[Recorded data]
☆ ☆ ☆ ☆ ☆ ☆ ☆

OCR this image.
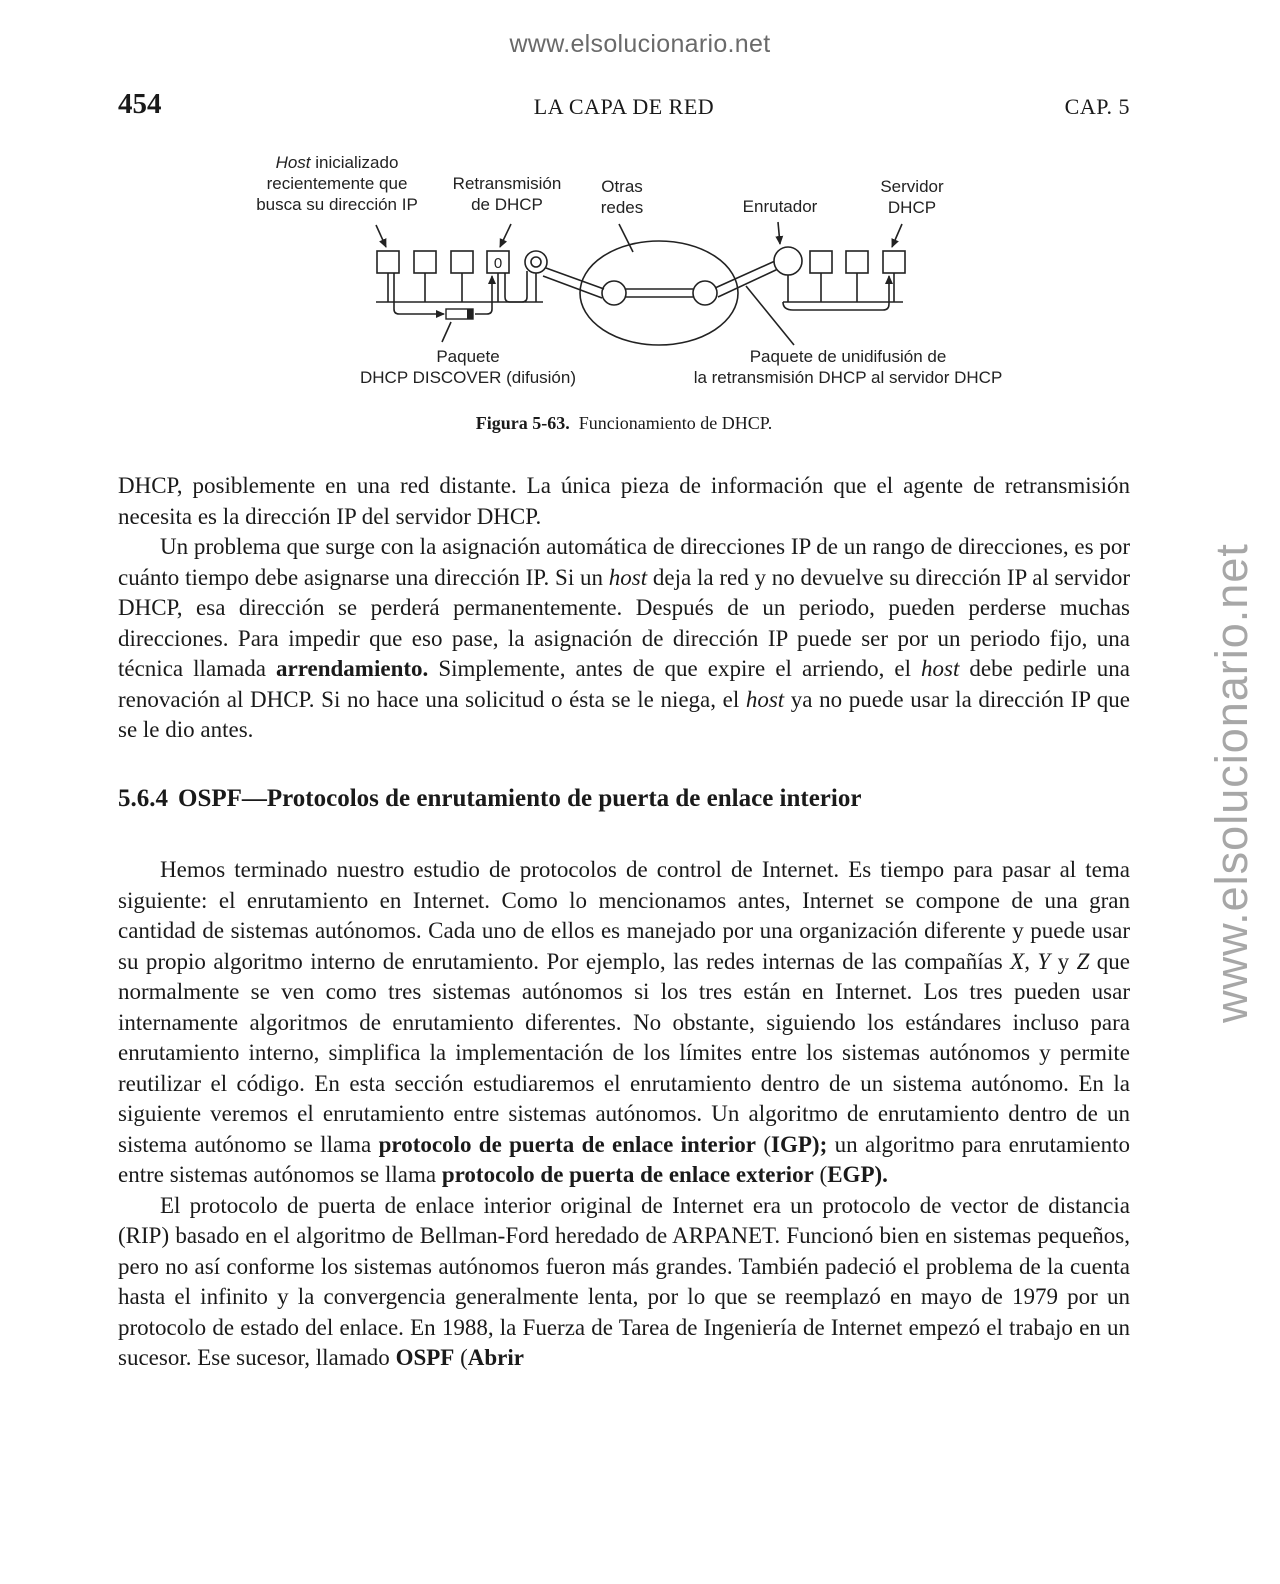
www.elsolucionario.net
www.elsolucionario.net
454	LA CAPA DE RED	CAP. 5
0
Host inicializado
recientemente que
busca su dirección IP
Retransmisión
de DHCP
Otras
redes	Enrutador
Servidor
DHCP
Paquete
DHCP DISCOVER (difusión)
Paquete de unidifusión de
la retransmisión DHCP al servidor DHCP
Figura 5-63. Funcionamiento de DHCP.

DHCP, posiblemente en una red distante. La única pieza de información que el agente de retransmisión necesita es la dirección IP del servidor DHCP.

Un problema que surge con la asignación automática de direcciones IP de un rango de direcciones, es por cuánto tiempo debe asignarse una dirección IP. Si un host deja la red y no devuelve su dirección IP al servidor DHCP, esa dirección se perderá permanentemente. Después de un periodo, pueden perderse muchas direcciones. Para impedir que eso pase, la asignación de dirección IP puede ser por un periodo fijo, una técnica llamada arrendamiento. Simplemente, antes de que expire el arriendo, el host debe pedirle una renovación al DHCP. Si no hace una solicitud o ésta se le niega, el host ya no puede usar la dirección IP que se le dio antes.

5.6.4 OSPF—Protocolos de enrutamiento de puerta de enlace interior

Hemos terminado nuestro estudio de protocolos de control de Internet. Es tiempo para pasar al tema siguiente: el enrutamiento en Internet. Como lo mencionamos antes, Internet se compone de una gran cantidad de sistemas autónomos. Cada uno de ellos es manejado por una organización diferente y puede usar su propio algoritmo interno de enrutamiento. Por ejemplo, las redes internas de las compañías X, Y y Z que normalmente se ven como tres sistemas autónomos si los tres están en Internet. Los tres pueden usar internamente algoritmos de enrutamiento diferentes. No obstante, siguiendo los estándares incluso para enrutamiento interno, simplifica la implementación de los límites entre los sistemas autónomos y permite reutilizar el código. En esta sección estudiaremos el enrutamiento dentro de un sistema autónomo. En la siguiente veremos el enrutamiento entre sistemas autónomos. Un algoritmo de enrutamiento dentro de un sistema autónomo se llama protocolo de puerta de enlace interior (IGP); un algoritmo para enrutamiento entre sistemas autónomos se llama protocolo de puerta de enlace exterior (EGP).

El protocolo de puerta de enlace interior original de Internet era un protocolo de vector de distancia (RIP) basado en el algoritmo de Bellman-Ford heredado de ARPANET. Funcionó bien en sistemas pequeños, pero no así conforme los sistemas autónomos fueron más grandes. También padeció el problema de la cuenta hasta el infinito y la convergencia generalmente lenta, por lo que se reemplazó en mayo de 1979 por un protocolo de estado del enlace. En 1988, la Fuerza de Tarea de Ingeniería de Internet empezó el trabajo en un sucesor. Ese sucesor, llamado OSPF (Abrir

☆ ☆ ☆ ☆ ☆ ☆ ☆

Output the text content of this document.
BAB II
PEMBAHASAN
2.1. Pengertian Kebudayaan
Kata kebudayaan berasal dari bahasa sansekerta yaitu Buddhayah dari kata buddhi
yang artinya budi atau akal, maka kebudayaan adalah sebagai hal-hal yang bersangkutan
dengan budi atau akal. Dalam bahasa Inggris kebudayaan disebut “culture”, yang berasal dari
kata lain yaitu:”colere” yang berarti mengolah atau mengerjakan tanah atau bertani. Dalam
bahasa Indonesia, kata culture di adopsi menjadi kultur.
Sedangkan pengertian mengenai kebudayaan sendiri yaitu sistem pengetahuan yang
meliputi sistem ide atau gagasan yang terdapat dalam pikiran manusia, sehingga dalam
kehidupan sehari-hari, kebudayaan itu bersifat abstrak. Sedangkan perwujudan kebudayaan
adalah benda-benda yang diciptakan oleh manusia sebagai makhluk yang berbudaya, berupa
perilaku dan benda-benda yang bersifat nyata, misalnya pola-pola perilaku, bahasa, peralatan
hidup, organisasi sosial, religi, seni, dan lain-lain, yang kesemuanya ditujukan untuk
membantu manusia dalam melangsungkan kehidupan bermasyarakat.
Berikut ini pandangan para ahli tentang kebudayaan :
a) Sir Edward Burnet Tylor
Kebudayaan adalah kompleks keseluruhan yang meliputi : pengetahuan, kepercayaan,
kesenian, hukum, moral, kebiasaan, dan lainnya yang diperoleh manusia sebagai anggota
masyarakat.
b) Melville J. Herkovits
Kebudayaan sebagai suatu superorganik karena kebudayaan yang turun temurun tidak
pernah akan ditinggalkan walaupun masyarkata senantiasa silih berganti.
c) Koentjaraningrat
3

☆ ☆ ☆ ☆ ☆ ☆ ☆

What the task asks » Ascertain the number of lines in the entries that include the word "budi", and report only that number.

Finished exercise » 2